# Dataset rows
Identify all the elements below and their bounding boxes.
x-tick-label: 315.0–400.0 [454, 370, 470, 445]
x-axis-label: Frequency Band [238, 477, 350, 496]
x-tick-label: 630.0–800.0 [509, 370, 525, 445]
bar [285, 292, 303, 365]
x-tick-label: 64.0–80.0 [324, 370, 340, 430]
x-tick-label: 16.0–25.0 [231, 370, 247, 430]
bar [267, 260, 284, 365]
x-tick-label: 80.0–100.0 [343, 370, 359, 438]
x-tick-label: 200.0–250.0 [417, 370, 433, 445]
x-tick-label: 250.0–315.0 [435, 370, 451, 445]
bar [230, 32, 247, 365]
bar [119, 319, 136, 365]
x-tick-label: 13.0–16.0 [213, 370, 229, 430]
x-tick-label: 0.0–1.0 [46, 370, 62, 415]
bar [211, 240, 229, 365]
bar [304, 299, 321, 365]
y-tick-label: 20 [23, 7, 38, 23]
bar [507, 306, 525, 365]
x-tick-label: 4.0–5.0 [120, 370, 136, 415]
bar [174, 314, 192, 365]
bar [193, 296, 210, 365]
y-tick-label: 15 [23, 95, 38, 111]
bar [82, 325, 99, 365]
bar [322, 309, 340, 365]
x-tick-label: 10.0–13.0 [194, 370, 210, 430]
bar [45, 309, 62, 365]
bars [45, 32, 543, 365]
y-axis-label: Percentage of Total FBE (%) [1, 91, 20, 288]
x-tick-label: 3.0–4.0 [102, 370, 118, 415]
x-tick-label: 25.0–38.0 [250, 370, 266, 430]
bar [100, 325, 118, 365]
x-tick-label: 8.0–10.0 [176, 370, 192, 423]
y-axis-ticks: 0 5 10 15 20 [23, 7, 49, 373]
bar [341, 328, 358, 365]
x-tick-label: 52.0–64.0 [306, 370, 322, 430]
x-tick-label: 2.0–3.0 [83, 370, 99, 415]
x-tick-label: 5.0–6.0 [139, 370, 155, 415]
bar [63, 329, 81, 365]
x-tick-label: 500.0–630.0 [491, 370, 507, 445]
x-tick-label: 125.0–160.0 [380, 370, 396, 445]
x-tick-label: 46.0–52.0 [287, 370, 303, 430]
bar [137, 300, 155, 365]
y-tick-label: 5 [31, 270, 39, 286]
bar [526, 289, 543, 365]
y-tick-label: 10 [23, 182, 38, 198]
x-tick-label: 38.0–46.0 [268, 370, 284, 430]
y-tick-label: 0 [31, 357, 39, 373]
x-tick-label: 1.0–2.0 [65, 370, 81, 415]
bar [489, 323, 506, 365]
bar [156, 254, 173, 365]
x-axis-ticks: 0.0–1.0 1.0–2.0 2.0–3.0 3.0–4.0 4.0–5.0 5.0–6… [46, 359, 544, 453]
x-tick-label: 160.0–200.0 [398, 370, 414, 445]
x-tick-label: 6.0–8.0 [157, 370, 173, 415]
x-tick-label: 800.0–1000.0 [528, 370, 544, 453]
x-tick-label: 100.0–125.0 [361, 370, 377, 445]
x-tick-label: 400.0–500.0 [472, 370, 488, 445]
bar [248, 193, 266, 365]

# Problem details
Please render the records as a Markdown table with the columns Row and Line, leaving out blank lines. Begin at the start of the records and stop after the line that contains "x-tick-label: 125.0–160.0 [380, 370, 396, 445]".

# Reply to the task
| Row | Line |
|---|---|
| 1 | Identify all the elements below and their bounding boxes. |
| 2 | x-tick-label: 315.0–400.0 [454, 370, 470, 445] |
| 3 | x-axis-label: Frequency Band [238, 477, 350, 496] |
| 4 | x-tick-label: 630.0–800.0 [509, 370, 525, 445] |
| 5 | bar [285, 292, 303, 365] |
| 6 | x-tick-label: 64.0–80.0 [324, 370, 340, 430] |
| 7 | x-tick-label: 16.0–25.0 [231, 370, 247, 430] |
| 8 | bar [267, 260, 284, 365] |
| 9 | x-tick-label: 80.0–100.0 [343, 370, 359, 438] |
| 10 | x-tick-label: 200.0–250.0 [417, 370, 433, 445] |
| 11 | x-tick-label: 250.0–315.0 [435, 370, 451, 445] |
| 12 | bar [230, 32, 247, 365] |
| 13 | bar [119, 319, 136, 365] |
| 14 | x-tick-label: 13.0–16.0 [213, 370, 229, 430] |
| 15 | x-tick-label: 0.0–1.0 [46, 370, 62, 415] |
| 16 | bar [211, 240, 229, 365] |
| 17 | bar [304, 299, 321, 365] |
| 18 | y-tick-label: 20 [23, 7, 38, 23] |
| 19 | bar [507, 306, 525, 365] |
| 20 | x-tick-label: 4.0–5.0 [120, 370, 136, 415] |
| 21 | bar [174, 314, 192, 365] |
| 22 | bar [193, 296, 210, 365] |
| 23 | y-tick-label: 15 [23, 95, 38, 111] |
| 24 | bar [82, 325, 99, 365] |
| 25 | bar [322, 309, 340, 365] |
| 26 | x-tick-label: 10.0–13.0 [194, 370, 210, 430] |
| 27 | bar [45, 309, 62, 365] |
| 28 | bars [45, 32, 543, 365] |
| 29 | y-axis-label: Percentage of Total FBE (%) [1, 91, 20, 288] |
| 30 | x-tick-label: 3.0–4.0 [102, 370, 118, 415] |
| 31 | x-tick-label: 25.0–38.0 [250, 370, 266, 430] |
| 32 | bar [100, 325, 118, 365] |
| 33 | x-tick-label: 8.0–10.0 [176, 370, 192, 423] |
| 34 | y-axis-ticks: 0 5 10 15 20 [23, 7, 49, 373] |
| 35 | bar [341, 328, 358, 365] |
| 36 | x-tick-label: 52.0–64.0 [306, 370, 322, 430] |
| 37 | x-tick-label: 2.0–3.0 [83, 370, 99, 415] |
| 38 | x-tick-label: 5.0–6.0 [139, 370, 155, 415] |
| 39 | bar [63, 329, 81, 365] |
| 40 | x-tick-label: 500.0–630.0 [491, 370, 507, 445] |
| 41 | x-tick-label: 125.0–160.0 [380, 370, 396, 445] |